Set task
Present the following data again exactly as it is shown.

Extracted information
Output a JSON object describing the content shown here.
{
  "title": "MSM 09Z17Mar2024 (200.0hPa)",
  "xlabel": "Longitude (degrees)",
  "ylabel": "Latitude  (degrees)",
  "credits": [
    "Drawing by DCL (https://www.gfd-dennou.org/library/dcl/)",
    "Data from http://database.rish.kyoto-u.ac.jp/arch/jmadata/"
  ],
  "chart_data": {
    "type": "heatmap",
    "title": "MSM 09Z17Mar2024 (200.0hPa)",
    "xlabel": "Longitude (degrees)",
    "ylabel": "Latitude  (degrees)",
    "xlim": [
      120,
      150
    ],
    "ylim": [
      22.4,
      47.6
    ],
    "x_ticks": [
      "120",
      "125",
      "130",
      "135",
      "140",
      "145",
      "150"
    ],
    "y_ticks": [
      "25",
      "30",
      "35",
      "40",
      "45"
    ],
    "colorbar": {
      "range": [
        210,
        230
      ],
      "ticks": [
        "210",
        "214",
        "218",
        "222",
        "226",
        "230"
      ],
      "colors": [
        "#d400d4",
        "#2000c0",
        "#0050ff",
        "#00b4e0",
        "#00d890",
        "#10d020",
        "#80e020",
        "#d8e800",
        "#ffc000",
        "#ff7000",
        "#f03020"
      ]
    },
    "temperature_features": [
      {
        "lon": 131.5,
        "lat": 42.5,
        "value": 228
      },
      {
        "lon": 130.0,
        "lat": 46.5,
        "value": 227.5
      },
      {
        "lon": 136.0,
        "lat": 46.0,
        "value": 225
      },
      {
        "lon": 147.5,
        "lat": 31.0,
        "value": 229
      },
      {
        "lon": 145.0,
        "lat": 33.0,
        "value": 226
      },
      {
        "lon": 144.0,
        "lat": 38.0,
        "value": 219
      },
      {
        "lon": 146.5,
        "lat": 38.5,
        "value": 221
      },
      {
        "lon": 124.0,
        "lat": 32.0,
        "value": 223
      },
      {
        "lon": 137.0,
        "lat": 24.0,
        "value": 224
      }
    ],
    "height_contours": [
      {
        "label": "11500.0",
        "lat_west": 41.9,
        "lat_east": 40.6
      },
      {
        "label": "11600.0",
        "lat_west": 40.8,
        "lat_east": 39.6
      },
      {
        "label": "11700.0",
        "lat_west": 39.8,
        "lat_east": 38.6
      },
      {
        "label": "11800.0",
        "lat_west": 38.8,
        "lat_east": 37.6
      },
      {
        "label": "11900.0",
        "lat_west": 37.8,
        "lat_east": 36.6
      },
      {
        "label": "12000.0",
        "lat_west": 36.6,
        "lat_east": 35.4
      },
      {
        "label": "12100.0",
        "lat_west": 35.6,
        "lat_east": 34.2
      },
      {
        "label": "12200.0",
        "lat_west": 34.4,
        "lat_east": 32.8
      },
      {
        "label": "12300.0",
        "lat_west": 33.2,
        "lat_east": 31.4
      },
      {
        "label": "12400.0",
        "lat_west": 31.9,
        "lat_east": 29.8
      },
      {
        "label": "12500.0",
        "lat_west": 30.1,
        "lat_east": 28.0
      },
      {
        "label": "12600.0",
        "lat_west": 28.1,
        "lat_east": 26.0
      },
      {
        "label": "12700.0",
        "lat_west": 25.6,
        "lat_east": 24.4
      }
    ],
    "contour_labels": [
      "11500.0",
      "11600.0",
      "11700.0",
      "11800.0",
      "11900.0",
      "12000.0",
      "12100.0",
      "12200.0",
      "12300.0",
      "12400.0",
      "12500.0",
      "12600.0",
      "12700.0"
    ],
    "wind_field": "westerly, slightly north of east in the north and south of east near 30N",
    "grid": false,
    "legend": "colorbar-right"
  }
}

Solution to the problem
Output a JSON object describing the content shown here.
{
  "title": "MSM 09Z17Mar2024 (200.0hPa)",
  "xlabel": "Longitude (degrees)",
  "ylabel": "Latitude  (degrees)",
  "credits": [
    "Drawing by DCL (https://www.gfd-dennou.org/library/dcl/)",
    "Data from http://database.rish.kyoto-u.ac.jp/arch/jmadata/"
  ],
  "chart_data": {
    "type": "heatmap",
    "title": "MSM 09Z17Mar2024 (200.0hPa)",
    "xlabel": "Longitude (degrees)",
    "ylabel": "Latitude  (degrees)",
    "xlim": [
      120,
      150
    ],
    "ylim": [
      22.4,
      47.6
    ],
    "x_ticks": [
      "120",
      "125",
      "130",
      "135",
      "140",
      "145",
      "150"
    ],
    "y_ticks": [
      "25",
      "30",
      "35",
      "40",
      "45"
    ],
    "colorbar": {
      "range": [
        210,
        230
      ],
      "ticks": [
        "210",
        "214",
        "218",
        "222",
        "226",
        "230"
      ],
      "colors": [
        "#d400d4",
        "#2000c0",
        "#0050ff",
        "#00b4e0",
        "#00d890",
        "#10d020",
        "#80e020",
        "#d8e800",
        "#ffc000",
        "#ff7000",
        "#f03020"
      ]
    },
    "temperature_features": [
      {
        "lon": 131.5,
        "lat": 42.5,
        "value": 228
      },
      {
        "lon": 130.0,
        "lat": 46.5,
        "value": 227.5
      },
      {
        "lon": 136.0,
        "lat": 46.0,
        "value": 225
      },
      {
        "lon": 147.5,
        "lat": 31.0,
        "value": 229
      },
      {
        "lon": 145.0,
        "lat": 33.0,
        "value": 226
      },
      {
        "lon": 144.0,
        "lat": 38.0,
        "value": 219
      },
      {
        "lon": 146.5,
        "lat": 38.5,
        "value": 221
      },
      {
        "lon": 124.0,
        "lat": 32.0,
        "value": 223
      },
      {
        "lon": 137.0,
        "lat": 24.0,
        "value": 224
      }
    ],
    "height_contours": [
      {
        "label": "11500.0",
        "lat_west": 41.9,
        "lat_east": 40.6
      },
      {
        "label": "11600.0",
        "lat_west": 40.8,
        "lat_east": 39.6
      },
      {
        "label": "11700.0",
        "lat_west": 39.8,
        "lat_east": 38.6
      },
      {
        "label": "11800.0",
        "lat_west": 38.8,
        "lat_east": 37.6
      },
      {
        "label": "11900.0",
        "lat_west": 37.8,
        "lat_east": 36.6
      },
      {
        "label": "12000.0",
        "lat_west": 36.6,
        "lat_east": 35.4
      },
      {
        "label": "12100.0",
        "lat_west": 35.6,
        "lat_east": 34.2
      },
      {
        "label": "12200.0",
        "lat_west": 34.4,
        "lat_east": 32.8
      },
      {
        "label": "12300.0",
        "lat_west": 33.2,
        "lat_east": 31.4
      },
      {
        "label": "12400.0",
        "lat_west": 31.9,
        "lat_east": 29.8
      },
      {
        "label": "12500.0",
        "lat_west": 30.1,
        "lat_east": 28.0
      },
      {
        "label": "12600.0",
        "lat_west": 28.1,
        "lat_east": 26.0
      },
      {
        "label": "12700.0",
        "lat_west": 25.6,
        "lat_east": 24.4
      }
    ],
    "contour_labels": [
      "11500.0",
      "11600.0",
      "11700.0",
      "11800.0",
      "11900.0",
      "12000.0",
      "12100.0",
      "12200.0",
      "12300.0",
      "12400.0",
      "12500.0",
      "12600.0",
      "12700.0"
    ],
    "wind_field": "westerly, slightly north of east in the north and south of east near 30N",
    "grid": false,
    "legend": "colorbar-right"
  }
}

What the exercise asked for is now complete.